— Begin Given data —

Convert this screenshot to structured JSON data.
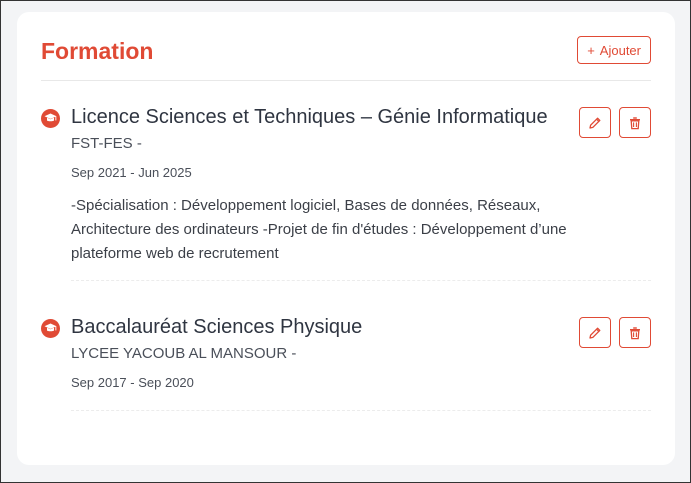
{
  "section": {
    "title": "Formation",
    "add_label": "Ajouter",
    "add_icon": "+"
  },
  "colors": {
    "accent": "#e04a35",
    "text": "#2f3541",
    "muted": "#4a4f59"
  },
  "entries": [
    {
      "icon": "graduation-cap-icon",
      "title": "Licence Sciences et Techniques – Génie Informatique",
      "school": "FST-FES -",
      "dates": "Sep 2021 - Jun 2025",
      "description": "-Spécialisation : Développement logiciel, Bases de données, Réseaux, Architecture des ordinateurs -Projet de fin d'études : Développement d’une plateforme web de recrutement"
    },
    {
      "icon": "graduation-cap-icon",
      "title": "Baccalauréat Sciences Physique",
      "school": "LYCEE YACOUB AL MANSOUR -",
      "dates": "Sep 2017 - Sep 2020",
      "description": ""
    }
  ]
}
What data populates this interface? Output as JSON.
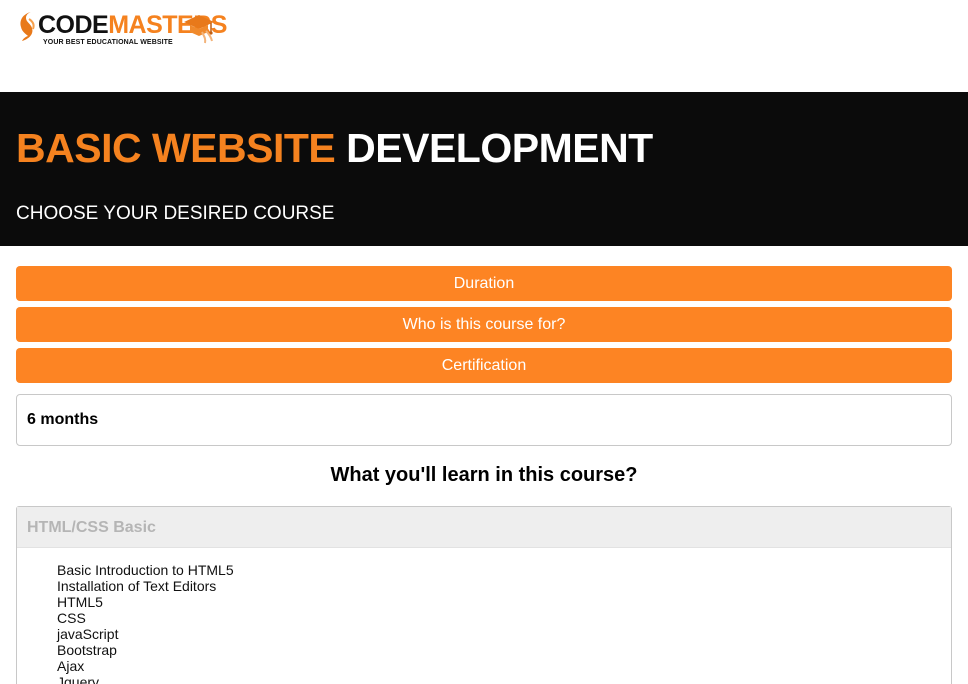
{
  "brand": {
    "name_part1": "CODE",
    "name_part2": "MASTERS",
    "tagline": "YOUR BEST EDUCATIONAL WEBSITE",
    "accent_color": "#f5821f"
  },
  "hero": {
    "title_orange": "BASIC WEBSITE ",
    "title_white": "DEVELOPMENT",
    "subtitle": "CHOOSE YOUR DESIRED COURSE",
    "background": "#0b0b0b"
  },
  "accordion": {
    "buttons": [
      {
        "label": "Duration"
      },
      {
        "label": "Who is this course for?"
      },
      {
        "label": "Certification"
      }
    ],
    "button_color": "#fd8423",
    "open_panel_text": "6 months"
  },
  "learn": {
    "heading": "What you'll learn in this course?",
    "card_title": "HTML/CSS Basic",
    "topics": [
      "Basic Introduction to HTML5",
      "Installation of Text Editors",
      "HTML5",
      "CSS",
      "javaScript",
      "Bootstrap",
      "Ajax",
      "Jquery"
    ]
  }
}
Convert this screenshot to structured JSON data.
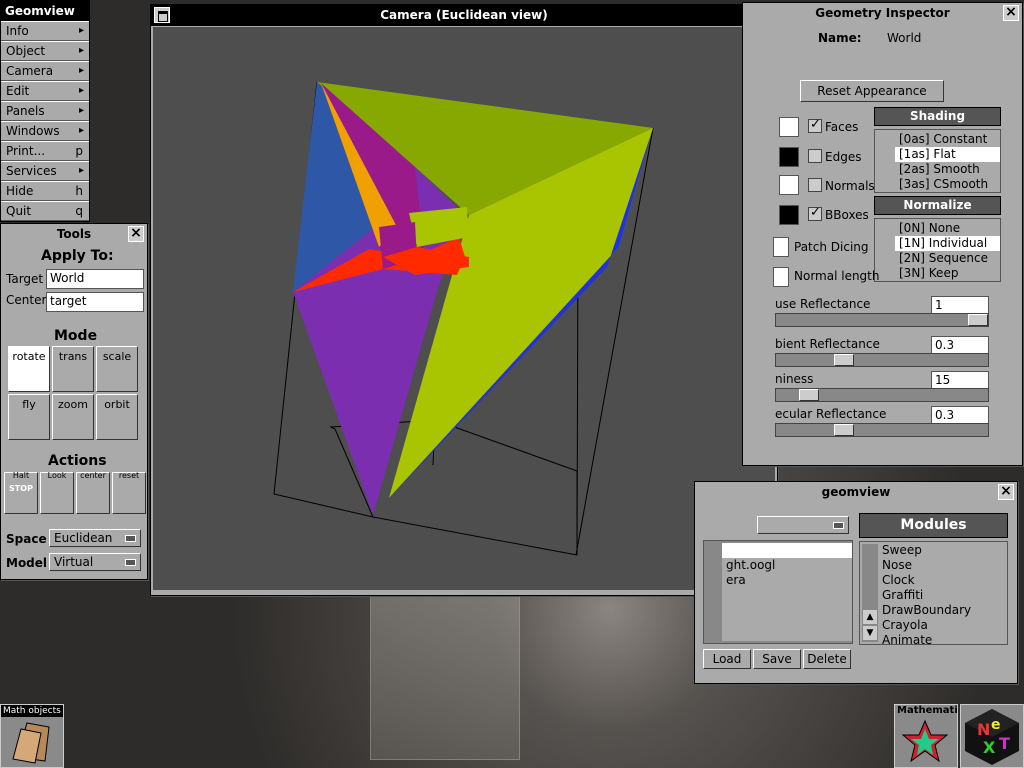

— End Given data —

What you have to do - Where a line contains the string "school", extract that line.

The answer -
      "school": "FST-FES -",
      "school": "LYCEE YACOUB AL MANSOUR -",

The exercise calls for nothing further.